This is a problem. Not necessarily because characterizations like this lack validity, but because such assessments can inadvertently undermine the seriousness of the case when experts fail to provide an appropriate context in which to understand the psychopathologies. If we look at the past 3½ years, Donald has lied publicly in excess of 20,000 times; he has impulsively, and against all reason, gone against the advice of experts who could have helped contain the pandemic and protect the economy; he has put private citizens at risk by attacking them on Twitter because they have criticized him; he has proved himself to be incapable of accepting responsibility, changing course or exhibiting empathy. As Courtney Fingar wrote recently in the New Statesman: “The public can observe all these things too, but does so largely without translation or explanation by actual experts. In the end, what was written as a rule to curb speculation has, in fact, allowed it to run rampant.”
Donald’s rhetoric and behavior do have an enormous impact on and play an outsize role in the day-to-day lives of more than 300 million Americans and more in the larger world. We are, in this respect, in a relationship with him, even if it is inevitably one-sided. While it is impossible to diagnose him in the technical sense — because diagnosis is a stringent process that requires certain steps to be followed and certain data to be collected in a very specific way — shifting our focus from the diagnosis to the impact that erratic, impulsive, psychologically disordered behavior can have on those in a relationship, no matter how one-sided or involuntary, is not just useful but necessary.

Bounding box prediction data

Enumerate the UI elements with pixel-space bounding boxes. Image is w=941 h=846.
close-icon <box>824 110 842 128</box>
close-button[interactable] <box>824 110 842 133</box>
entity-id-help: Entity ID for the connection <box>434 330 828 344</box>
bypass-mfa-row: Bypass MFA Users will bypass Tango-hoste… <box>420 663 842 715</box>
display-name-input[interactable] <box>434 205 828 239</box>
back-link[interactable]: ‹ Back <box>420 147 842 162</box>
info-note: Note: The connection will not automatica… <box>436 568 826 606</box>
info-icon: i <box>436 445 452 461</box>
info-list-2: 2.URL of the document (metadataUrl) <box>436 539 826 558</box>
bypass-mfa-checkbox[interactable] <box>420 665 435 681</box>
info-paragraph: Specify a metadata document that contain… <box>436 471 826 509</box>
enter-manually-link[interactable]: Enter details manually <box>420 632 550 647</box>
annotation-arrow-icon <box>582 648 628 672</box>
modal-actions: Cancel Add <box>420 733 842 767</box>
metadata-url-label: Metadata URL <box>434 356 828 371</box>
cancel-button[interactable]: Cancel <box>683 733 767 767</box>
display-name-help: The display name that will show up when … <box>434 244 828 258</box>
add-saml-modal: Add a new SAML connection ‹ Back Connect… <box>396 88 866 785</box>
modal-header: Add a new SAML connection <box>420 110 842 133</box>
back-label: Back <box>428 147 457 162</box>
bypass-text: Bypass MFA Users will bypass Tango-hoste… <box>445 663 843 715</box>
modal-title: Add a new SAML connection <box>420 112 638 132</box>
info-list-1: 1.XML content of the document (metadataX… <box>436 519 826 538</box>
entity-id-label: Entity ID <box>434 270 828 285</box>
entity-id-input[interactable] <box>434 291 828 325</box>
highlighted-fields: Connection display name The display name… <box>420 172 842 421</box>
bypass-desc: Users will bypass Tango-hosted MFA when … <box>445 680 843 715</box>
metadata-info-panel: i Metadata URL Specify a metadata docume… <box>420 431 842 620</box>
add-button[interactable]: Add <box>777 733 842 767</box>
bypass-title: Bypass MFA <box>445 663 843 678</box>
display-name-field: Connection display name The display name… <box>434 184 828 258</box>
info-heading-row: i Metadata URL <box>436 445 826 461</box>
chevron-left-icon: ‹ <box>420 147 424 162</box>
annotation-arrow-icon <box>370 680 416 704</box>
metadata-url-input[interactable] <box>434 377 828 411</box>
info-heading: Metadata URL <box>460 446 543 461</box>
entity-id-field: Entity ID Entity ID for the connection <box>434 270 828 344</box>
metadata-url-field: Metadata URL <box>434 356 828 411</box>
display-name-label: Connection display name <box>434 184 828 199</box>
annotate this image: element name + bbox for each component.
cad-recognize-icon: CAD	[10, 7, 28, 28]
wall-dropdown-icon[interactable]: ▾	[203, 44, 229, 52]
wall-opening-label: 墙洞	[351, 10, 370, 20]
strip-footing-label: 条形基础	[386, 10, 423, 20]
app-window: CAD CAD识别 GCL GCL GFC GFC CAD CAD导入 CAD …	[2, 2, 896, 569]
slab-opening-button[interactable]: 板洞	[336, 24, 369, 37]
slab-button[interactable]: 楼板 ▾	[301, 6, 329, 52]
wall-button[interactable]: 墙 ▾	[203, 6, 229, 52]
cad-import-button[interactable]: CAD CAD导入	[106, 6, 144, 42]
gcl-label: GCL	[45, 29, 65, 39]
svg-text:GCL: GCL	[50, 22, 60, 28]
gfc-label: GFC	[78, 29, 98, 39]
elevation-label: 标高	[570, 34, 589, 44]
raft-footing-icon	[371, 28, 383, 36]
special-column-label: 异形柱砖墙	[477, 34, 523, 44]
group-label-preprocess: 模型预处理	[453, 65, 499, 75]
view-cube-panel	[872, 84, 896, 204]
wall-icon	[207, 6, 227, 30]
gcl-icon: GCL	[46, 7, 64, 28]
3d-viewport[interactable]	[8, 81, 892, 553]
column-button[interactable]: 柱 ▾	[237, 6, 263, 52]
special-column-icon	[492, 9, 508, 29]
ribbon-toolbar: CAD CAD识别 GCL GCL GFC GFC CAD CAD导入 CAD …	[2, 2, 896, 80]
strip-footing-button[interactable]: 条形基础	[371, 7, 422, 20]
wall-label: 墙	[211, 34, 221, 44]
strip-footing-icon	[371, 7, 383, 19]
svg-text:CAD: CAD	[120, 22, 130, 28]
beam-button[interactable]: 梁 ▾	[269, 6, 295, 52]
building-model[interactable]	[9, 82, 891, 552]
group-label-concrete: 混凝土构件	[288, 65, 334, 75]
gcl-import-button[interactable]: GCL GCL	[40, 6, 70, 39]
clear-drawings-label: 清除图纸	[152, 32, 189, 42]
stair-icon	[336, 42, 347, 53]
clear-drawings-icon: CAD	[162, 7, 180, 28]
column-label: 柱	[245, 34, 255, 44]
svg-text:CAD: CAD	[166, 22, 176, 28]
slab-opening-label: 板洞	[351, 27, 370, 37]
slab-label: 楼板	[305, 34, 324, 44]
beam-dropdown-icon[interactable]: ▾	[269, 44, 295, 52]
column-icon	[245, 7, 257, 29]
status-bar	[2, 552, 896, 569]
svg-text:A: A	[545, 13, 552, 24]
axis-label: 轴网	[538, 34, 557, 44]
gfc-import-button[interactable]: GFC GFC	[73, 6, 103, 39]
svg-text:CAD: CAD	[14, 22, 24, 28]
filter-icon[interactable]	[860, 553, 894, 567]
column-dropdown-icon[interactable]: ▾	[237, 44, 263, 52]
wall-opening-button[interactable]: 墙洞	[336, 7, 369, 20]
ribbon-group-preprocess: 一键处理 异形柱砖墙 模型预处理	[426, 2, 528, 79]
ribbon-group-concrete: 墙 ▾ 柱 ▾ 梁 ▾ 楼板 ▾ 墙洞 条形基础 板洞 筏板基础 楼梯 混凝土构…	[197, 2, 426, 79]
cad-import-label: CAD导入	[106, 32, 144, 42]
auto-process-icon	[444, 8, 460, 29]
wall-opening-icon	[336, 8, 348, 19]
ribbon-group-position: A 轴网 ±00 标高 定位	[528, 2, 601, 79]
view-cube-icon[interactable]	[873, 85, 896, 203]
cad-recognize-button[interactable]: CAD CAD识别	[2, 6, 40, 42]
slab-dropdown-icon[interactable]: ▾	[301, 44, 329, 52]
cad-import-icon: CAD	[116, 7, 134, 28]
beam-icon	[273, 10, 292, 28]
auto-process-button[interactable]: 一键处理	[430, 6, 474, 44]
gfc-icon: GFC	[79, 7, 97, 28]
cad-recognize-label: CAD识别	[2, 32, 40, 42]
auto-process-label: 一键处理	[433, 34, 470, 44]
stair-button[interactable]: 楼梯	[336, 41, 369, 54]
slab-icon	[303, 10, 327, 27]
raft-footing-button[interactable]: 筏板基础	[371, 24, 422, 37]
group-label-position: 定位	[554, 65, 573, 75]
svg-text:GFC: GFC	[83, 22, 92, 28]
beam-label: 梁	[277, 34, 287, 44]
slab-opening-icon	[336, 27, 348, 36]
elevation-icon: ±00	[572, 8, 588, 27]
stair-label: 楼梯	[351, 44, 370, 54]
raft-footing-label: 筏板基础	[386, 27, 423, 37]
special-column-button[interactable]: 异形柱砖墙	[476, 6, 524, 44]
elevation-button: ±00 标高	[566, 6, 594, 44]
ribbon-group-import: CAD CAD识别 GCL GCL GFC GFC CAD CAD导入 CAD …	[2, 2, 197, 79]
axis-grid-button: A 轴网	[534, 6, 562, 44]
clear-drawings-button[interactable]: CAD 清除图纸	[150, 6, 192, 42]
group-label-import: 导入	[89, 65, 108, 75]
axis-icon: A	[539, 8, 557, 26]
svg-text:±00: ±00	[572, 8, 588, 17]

_ACTION ITEM_
Please carry on the passage about Donald's behavior and its impact, starting right after its last sentence.

_ANSWER TO THE EXERCISE_
I am a trained clinical psychologist and have worked as a clinician. If Donald had walked into my office for an evaluation, I would have gathered less information about him from a normal intake interview than I could gather from the countless hours of video available from his decades in the public eye. Often when self-reports aren’t available — because the patient is either unable or unwilling to offer information — the clinician turns to those close to the patient in order to fill in the blanks. But none of that is necessary because examples of Donald’s disordered, impulsive, self-defeating and destructive behavior, which are unlikely to present themselves in a clinical setting, have been extensively recorded.
Alan Stone, a Harvard professor of psychiatry, wrote that, as citizens, “psychiatrists enjoy freedom of speech — just not in their professional capacity.” Individual psychiatrists have agency and can speak if they want to. But to have a substantive and effective conversation about Donald’s fitness for office, a foundation must be laid by a governing body that can more effectively communicate the overarching concerns.
Adopting a notionally neutral stance in this case doesn’t just create a void where professional expertise should be — it serves to normalize dysfunctional behavior. Paradoxically, the suggestion seems to be that speaking out about mental illness is the problem. But in truth, it is remaining silent about Donald’s obvious psychological impairment that is stigmatizing. By claiming that its silence is neutral, the APA is essentially granting Donald’s campaign an in-kind contribution while the American people remain subject to his often deranged and unpredictable behavior, without the tools necessary to evaluate it or understand how it renders him unfit for the office he holds.